**Short exercise A:** In the forum thread about Carnival's purchase of the Skagway port and railroad, how far from Skagway had TinCan782 traveled?
**Short exercise B:** Carry the forum thread about Carnival's purchase of the Skagway port and railroad forward from its last line.

**Text passage:**
******************************

# Carnival Corp acquires White Pass' Port, Railroad-Skagway, AK



## TinCan782 (Jun 7, 2018)

> _Carnival Corporation & plc (NYSE/LSE: CCL; NYSE: CUK), the world's largest leisure travel company, through its subsidiary, Holland America Princess Alaska Tours, announced today it has entered into a purchase and sale agreement to acquire TWC Enterprises Limited's *White Pass & Yukon Route (WP&YR) *division, which includes White Pass' port, railroad and retail operations in Skagway,_



http://markets.businessinsider.com/news/stocks/carnival-corporation-plc-acquires-port-railroad-and-retail-operations-in-alaska-1001769920


----------



## Dakota 400 (Jun 7, 2018)

Thank you for posting this information. I think it will be a benefit to Carnival Corporation's bottom line.


----------



## railiner (Jun 7, 2018)

Interesting. I would like to see them restore rail operations all the way to Whitehorse, where Holland America Princess already has some bus tour's on to Dawson City and Fairbanks....


----------



## TinCan782 (Jun 7, 2018)

railiner said:


> Interesting. I would like to see them restore rail operations all the way to Whitehorse, where Holland America Princess already has some bus tour's on to Dawson City and Fairbanks....


Would be nice. I've traveled Skagway all the way to Carcross; further would have been nice.


----------



## Dakota 400 (Jun 7, 2018)

railiner said:


> Interesting. I would like to see them restore rail operations all the way to Whitehorse, where Holland America Princess already has some bus tour's on to Dawson City and Fairbanks....


Maybe in the future? Your suggestion is a great one. If you own CCL stock, may I suggest that a letter to the Lead Director of CCL with "cc's" to Mr. Donald and Mr. Kruse ought to be mailed.


----------



## railiner (Jun 7, 2018)

I recall when the WP&Y ran "auto-trains" (and trucks), because there was no highway between Skagway and Whitehorse at the time...

So now, it probably would be nice, but not a good decision, business wise, to restore all those dormant miles, when there is a parallel highway....


----------



## bretton88 (Jun 8, 2018)

Can you do a same day turn skagway to Whitehorse? I would think carnival is only interested in day excursions for the cruise passengers.


----------



## TinCan782 (Jun 8, 2018)

******************************

**Information provided:**
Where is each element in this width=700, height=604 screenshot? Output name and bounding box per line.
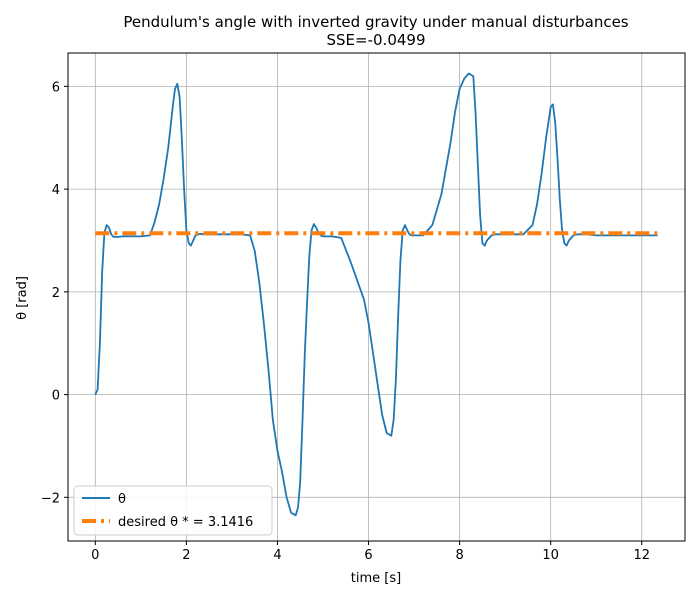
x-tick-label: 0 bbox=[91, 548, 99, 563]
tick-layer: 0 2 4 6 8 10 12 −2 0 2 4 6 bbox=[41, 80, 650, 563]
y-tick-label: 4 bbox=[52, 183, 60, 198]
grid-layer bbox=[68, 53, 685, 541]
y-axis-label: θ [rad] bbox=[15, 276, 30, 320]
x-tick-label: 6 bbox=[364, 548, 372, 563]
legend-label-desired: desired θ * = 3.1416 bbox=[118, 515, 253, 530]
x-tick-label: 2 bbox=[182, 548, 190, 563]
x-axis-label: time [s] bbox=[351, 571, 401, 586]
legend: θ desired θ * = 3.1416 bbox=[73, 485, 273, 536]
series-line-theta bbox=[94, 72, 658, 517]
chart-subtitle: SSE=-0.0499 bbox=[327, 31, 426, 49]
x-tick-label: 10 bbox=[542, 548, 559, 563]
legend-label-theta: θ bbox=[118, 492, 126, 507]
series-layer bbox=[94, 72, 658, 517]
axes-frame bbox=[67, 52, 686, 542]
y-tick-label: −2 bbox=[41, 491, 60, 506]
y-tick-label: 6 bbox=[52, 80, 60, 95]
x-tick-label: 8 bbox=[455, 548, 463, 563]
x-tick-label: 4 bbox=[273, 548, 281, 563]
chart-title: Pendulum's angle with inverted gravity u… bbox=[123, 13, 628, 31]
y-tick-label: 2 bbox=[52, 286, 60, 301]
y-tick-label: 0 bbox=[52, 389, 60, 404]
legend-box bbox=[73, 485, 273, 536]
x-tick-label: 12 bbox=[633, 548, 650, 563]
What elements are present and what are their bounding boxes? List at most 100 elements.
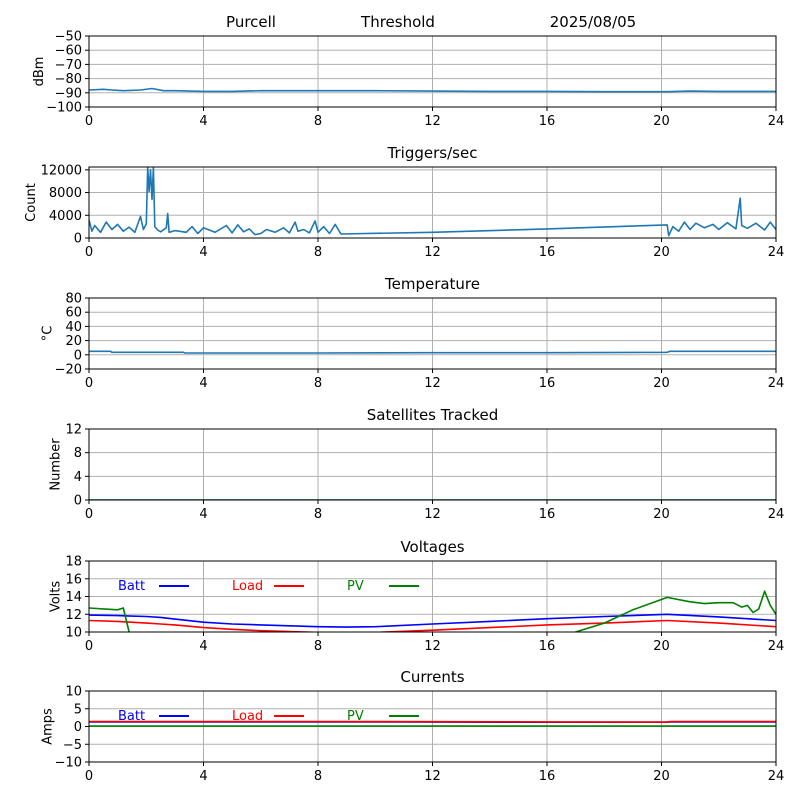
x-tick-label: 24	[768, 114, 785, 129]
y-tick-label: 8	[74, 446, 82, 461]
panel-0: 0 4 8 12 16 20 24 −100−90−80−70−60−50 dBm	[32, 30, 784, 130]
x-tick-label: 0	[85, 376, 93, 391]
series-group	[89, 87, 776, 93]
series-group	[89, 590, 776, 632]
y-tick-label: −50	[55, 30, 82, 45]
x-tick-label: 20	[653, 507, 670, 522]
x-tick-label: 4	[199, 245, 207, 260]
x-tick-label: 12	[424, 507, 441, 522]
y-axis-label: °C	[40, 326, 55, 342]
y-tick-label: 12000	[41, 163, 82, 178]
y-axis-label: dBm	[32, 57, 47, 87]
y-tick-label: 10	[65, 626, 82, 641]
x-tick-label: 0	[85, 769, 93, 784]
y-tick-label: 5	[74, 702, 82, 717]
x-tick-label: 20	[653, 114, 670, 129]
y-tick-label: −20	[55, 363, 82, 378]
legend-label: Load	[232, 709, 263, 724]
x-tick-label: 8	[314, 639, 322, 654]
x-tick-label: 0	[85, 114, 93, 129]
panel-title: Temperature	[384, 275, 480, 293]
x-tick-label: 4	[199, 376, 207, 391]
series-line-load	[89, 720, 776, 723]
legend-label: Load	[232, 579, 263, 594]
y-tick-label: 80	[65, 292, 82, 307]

******************************

**Expected output A:** To Carcross.

**Expected output B:**
bretton88 said:


> Can you do a same day turn skagway to Whitehorse? I would think carnival is only interested in day excursions for the cruise passengers.


At present, you cant travel beyond Carcross, YT to Whitehorse (by train). My trip a few years ago, we did the "Bennett Scenic Journey" to Carcross (train up) and a van back down. The alternate day, its van up and train back down from Carcross. We booked through a tour company outside of our cruise (NCL) because the cruise didn't offer anything that went beyond Fraser, BC.


----------



## railiner (Jun 9, 2018)

Holland America Princess, still has a small base for tours out of Whitehorse, that go to Dawson City, with connecting flight to Fairbanks. They no longer drive from Dawson City to Fairbanks, nor travel the Alaskan Hiway from Whitehorse to Fairbanks. They even sold their Westmark hotels in the Yukon. But if they extended the WP&Y back to Whitehorse, I could see that as a means to rejuvenate that whole operation to what it once was...

Alaskan cruises and tours grow each year in popularity. Especially with some on the ongoing geopolitical problems to tourism elsewhere....


----------



## bretton88 (Jun 11, 2018)

FrensicPic said:


> bretton88 said:
> 
> 
> > Can you do a same day turn skagway to Whitehorse? I would think carnival is only interested in day excursions for the cruise passengers.
> ...


Right, I know you can't get there by train, I'm just saying if passengers couldn't do a same day turnaround, Carnival probably wouldn't be terribly interested in restoring the rails.


----------



## railiner (Jun 12, 2018)

bretton88 said:


> FrensicPic said:
> 
> 
> > bretton88 said:
> ...


From Carcross to Whitehorse is 40 miles. So they could probably do at least one round trip from Skagway, if they started fairly early. And they could also carry one-way passengers that would be taking longer, multi day tours from Whitehorse...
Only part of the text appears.